SET OF TASKS:
• 1. In the passage on the Phoenician Golden Age below, reproduce verbatim the words starting at "In any event, since" and ending at "the Roman Empire.".
• 2. Condense the paragraph of the passage on the Phoenician Golden Age that opens "In any event, since the children of Israel" into a short bulleted list that keeps its main facts.

* Start PAGE EXTRACT *

In any event, since the children of Israel had been in control of the coast of Palestine as far north as Hamath, they may readily be identified with the Phoenicians of the so-called Golden Age of Phoenicia, which is roughly from the late Judges period to the time of Jeroboam II. The end of that Golden Age came in the form of the Assyrian conquests of Israel and its outlying territories, although Tyre itself would thrive for several more centuries, and maintain its connections to its colonies throughout that time. Once Tyre was destroyed, to a great extent the Carthaginians held a hegemony over the Phoenician colonies of the West, until Carthage was destroyed by Rome, and then Gaul, Iberia and Britain were swallowed up by the Roman Empire.

* End PAGE EXTRACT *
* Start ENTRIES *

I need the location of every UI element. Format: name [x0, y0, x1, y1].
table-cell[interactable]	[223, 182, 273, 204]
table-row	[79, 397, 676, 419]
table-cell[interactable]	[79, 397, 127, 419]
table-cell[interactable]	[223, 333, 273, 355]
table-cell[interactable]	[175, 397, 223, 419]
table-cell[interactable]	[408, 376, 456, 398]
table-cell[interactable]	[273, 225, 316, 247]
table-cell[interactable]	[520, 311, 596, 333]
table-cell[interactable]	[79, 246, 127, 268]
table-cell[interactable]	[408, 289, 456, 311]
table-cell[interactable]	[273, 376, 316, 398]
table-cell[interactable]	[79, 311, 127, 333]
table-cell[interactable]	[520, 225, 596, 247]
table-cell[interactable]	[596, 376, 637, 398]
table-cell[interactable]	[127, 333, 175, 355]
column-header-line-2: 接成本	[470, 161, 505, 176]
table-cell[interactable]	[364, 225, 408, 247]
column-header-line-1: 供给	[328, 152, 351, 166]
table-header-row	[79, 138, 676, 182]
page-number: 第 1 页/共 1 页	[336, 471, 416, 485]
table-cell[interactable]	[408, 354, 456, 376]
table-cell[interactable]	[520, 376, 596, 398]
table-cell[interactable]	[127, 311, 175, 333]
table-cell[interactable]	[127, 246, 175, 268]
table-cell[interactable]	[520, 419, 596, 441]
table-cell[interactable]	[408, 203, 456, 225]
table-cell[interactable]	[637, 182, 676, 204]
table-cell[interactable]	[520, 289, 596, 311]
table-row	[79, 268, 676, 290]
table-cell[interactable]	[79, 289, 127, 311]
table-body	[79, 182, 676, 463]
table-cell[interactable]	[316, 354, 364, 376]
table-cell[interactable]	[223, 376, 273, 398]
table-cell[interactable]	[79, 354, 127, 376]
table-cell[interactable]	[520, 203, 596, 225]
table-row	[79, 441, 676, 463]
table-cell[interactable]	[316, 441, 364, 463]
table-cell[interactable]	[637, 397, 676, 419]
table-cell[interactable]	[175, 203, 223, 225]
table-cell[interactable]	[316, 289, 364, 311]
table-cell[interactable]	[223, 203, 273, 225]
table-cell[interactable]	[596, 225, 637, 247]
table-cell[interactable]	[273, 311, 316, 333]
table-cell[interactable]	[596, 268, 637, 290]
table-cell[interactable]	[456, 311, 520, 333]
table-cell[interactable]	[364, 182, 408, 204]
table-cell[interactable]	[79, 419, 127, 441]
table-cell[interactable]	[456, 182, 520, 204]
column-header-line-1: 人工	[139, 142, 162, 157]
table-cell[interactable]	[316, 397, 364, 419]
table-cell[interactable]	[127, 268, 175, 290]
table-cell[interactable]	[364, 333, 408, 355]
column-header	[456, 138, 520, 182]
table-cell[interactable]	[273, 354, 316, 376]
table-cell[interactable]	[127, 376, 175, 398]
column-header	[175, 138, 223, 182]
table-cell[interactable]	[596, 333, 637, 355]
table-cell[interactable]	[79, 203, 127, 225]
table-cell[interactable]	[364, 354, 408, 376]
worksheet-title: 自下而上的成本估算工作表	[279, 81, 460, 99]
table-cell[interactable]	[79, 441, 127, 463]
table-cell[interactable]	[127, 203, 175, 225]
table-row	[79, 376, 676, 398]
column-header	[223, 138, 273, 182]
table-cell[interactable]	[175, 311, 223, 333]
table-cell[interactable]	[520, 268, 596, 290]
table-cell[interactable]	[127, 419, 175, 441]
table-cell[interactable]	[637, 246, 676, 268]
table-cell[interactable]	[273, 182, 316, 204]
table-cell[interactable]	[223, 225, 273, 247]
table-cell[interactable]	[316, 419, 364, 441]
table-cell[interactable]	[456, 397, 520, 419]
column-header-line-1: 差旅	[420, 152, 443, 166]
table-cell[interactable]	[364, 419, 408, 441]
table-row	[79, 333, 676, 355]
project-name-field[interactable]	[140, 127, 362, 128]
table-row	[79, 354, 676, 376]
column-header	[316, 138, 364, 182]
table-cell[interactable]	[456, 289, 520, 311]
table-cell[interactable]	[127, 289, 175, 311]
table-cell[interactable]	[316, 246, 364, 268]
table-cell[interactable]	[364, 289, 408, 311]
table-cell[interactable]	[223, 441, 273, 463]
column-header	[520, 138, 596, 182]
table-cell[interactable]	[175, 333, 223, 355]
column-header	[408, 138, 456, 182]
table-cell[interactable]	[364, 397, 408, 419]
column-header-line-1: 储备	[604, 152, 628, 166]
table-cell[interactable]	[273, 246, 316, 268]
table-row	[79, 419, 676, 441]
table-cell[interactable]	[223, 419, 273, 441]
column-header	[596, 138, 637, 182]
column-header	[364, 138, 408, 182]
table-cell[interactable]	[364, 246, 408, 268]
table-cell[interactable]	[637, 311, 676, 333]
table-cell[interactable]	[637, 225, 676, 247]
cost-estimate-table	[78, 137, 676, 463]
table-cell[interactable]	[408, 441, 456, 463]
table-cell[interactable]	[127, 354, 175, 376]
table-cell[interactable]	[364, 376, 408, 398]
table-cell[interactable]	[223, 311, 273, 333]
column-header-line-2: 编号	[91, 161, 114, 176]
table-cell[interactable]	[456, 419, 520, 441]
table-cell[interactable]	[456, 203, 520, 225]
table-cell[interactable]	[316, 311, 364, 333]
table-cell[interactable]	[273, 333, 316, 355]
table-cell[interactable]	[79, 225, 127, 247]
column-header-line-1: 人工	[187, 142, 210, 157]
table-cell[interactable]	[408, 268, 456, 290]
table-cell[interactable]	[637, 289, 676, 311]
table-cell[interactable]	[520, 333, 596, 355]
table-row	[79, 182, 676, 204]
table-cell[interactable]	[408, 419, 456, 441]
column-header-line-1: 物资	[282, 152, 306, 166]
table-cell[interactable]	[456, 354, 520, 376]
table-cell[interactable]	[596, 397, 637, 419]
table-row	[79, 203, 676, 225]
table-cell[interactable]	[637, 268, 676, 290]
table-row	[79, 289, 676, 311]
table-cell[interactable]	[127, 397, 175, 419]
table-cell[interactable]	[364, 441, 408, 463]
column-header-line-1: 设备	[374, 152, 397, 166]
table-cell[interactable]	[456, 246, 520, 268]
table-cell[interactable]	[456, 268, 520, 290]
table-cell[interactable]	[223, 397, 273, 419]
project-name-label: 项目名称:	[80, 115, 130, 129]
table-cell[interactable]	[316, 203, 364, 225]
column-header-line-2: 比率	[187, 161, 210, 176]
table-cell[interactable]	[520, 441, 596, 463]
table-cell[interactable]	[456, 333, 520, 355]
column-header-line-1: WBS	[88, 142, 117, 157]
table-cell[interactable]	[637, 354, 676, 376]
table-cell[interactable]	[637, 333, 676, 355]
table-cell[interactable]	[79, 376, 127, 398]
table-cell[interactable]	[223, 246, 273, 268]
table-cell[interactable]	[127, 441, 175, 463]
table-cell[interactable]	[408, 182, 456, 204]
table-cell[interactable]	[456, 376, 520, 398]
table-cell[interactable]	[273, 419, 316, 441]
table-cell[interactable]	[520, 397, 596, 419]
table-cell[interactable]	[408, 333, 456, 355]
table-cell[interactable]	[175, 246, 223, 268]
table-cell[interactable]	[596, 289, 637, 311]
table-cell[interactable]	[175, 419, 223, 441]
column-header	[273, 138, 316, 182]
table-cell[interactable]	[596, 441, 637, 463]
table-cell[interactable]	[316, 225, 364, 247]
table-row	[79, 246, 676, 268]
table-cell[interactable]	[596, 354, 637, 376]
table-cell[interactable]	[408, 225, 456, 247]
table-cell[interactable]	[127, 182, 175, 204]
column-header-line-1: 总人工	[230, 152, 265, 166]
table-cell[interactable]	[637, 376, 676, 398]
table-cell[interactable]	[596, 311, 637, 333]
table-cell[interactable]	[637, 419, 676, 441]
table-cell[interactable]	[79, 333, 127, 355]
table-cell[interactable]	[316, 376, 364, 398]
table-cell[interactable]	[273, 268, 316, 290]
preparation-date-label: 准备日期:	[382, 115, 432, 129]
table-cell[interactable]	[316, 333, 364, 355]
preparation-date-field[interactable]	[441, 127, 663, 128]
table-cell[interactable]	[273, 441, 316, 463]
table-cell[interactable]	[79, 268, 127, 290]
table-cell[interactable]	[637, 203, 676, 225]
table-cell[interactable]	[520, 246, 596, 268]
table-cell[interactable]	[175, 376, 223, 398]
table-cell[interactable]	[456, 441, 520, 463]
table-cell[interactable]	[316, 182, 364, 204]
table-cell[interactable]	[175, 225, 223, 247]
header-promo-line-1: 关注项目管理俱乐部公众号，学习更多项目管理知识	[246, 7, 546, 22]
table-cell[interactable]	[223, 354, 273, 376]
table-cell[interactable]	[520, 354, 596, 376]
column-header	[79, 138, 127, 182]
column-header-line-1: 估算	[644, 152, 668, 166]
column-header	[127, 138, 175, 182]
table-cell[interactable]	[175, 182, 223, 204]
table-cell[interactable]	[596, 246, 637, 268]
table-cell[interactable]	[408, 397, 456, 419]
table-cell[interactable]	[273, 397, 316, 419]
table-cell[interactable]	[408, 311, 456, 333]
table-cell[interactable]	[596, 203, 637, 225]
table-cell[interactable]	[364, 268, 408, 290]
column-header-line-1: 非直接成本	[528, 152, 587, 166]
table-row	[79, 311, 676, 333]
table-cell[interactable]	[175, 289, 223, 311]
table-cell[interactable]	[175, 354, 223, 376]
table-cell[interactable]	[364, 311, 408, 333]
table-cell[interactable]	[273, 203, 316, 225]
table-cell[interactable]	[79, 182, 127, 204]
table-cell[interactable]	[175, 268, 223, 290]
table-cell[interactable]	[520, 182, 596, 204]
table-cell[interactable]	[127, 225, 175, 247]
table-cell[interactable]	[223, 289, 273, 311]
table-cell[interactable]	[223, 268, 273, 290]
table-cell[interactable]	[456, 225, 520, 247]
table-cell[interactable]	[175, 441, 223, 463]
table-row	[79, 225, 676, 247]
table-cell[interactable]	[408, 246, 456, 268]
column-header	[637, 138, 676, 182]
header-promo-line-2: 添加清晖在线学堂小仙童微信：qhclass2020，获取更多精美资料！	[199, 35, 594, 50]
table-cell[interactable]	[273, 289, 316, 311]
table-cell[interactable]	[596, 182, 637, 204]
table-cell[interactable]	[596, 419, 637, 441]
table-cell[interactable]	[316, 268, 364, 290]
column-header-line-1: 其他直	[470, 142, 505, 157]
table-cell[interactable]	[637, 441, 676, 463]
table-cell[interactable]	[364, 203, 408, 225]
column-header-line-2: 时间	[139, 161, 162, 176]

* End ENTRIES *

EXPECTED OUTPUTS:
• 1.
In any event, since the children of Israel had been in control of the coast of Palestine as far north as Hamath, they may readily be identified with the Phoenicians of the so-called Golden Age of Phoenicia, which is roughly from the late Judges period to the time of Jeroboam II. The end of that Golden Age came in the form of the Assyrian conquests of Israel and its outlying territories, although Tyre itself would thrive for several more centuries, and maintain its connections to its colonies throughout that time. Once Tyre was destroyed, to a great extent the Carthaginians held a hegemony over the Phoenician colonies of the West, until Carthage was destroyed by Rome, and then Gaul, Iberia and Britain were swallowed up by the Roman Empire.

• 2.
- The children of Israel controlled the coast of Palestine as far north as Hamath. For that reason they may be identified with the Phoenicians of the Golden Age of Phoenicia, which ran roughly from the late Judges period to Jeroboam II.
- The Assyrian conquests of Israel and its outlying territories ended that Golden Age.
- Tyre still thrived for several more centuries and kept its connections to its colonies.
- After Tyre was destroyed, the Carthaginians largely held hegemony over the western Phoenician colonies.
- Rome destroyed Carthage, and the Roman Empire then absorbed Gaul, Iberia and Britain.